**TASK**
Output every record word for word.

--- start of EXERCISE DATA ---

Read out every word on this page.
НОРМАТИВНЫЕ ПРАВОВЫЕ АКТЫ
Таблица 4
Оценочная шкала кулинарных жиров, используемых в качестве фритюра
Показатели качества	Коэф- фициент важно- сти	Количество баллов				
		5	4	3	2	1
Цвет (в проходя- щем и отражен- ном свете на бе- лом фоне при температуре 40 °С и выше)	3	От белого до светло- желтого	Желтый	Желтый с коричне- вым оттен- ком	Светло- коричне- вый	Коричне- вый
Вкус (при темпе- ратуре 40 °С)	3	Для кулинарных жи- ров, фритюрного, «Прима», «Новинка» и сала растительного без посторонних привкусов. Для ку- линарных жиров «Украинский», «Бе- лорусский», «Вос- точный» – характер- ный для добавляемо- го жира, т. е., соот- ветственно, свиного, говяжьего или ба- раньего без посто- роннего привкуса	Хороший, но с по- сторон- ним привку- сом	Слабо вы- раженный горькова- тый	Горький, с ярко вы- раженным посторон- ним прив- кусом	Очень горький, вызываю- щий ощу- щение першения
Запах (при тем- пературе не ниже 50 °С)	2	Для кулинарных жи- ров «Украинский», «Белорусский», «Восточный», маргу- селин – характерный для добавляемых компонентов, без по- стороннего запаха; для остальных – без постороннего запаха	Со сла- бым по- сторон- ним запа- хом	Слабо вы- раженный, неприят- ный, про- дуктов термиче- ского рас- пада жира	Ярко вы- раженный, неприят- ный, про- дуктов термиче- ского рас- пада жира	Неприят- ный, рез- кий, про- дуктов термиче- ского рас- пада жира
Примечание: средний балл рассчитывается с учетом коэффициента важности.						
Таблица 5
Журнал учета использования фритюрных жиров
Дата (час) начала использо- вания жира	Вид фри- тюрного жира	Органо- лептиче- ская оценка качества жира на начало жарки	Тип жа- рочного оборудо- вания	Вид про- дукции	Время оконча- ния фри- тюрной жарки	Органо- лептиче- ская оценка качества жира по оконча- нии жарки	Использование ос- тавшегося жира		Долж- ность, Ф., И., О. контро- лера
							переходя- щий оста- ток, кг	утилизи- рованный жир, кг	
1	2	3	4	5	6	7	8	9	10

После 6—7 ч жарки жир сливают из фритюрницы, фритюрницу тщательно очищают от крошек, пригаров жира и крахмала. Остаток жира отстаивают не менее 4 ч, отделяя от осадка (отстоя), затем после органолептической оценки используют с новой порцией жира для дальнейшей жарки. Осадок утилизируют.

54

--- end of EXERCISE DATA ---

**WRITTEN ANSWER**
Read out every word on this page.
НОРМАТИВНЫЕ ПРАВОВЫЕ АКТЫ
Таблица 4
Оценочная шкала кулинарных жиров, используемых в качестве фритюра
Показатели качества	Коэф- фициент важно- сти	Количество баллов				
		5	4	3	2	1
Цвет (в проходя- щем и отражен- ном свете на бе- лом фоне при температуре 40 °С и выше)	3	От белого до светло- желтого	Желтый	Желтый с коричне- вым оттен- ком	Светло- коричне- вый	Коричне- вый
Вкус (при темпе- ратуре 40 °С)	3	Для кулинарных жи- ров, фритюрного, «Прима», «Новинка» и сала растительного без посторонних привкусов. Для ку- линарных жиров «Украинский», «Бе- лорусский», «Вос- точный» – характер- ный для добавляемо- го жира, т. е., соот- ветственно, свиного, говяжьего или ба- раньего без посто- роннего привкуса	Хороший, но с по- сторон- ним привку- сом	Слабо вы- раженный горькова- тый	Горький, с ярко вы- раженным посторон- ним прив- кусом	Очень горький, вызываю- щий ощу- щение першения
Запах (при тем- пературе не ниже 50 °С)	2	Для кулинарных жи- ров «Украинский», «Белорусский», «Восточный», маргу- селин – характерный для добавляемых компонентов, без по- стороннего запаха; для остальных – без постороннего запаха	Со сла- бым по- сторон- ним запа- хом	Слабо вы- раженный, неприят- ный, про- дуктов термиче- ского рас- пада жира	Ярко вы- раженный, неприят- ный, про- дуктов термиче- ского рас- пада жира	Неприят- ный, рез- кий, про- дуктов термиче- ского рас- пада жира
Примечание: средний балл рассчитывается с учетом коэффициента важности.						
Таблица 5
Журнал учета использования фритюрных жиров
Дата (час) начала использо- вания жира	Вид фри- тюрного жира	Органо- лептиче- ская оценка качества жира на начало жарки	Тип жа- рочного оборудо- вания	Вид про- дукции	Время оконча- ния фри- тюрной жарки	Органо- лептиче- ская оценка качества жира по оконча- нии жарки	Использование ос- тавшегося жира		Долж- ность, Ф., И., О. контро- лера
							переходя- щий оста- ток, кг	утилизи- рованный жир, кг	
1	2	3	4	5	6	7	8	9	10

После 6—7 ч жарки жир сливают из фритюрницы, фритюрницу тщательно очищают от крошек, пригаров жира и крахмала. Остаток жира отстаивают не менее 4 ч, отделяя от осадка (отстоя), затем после органолептической оценки используют с новой порцией жира для дальнейшей жарки. Осадок утилизируют.

54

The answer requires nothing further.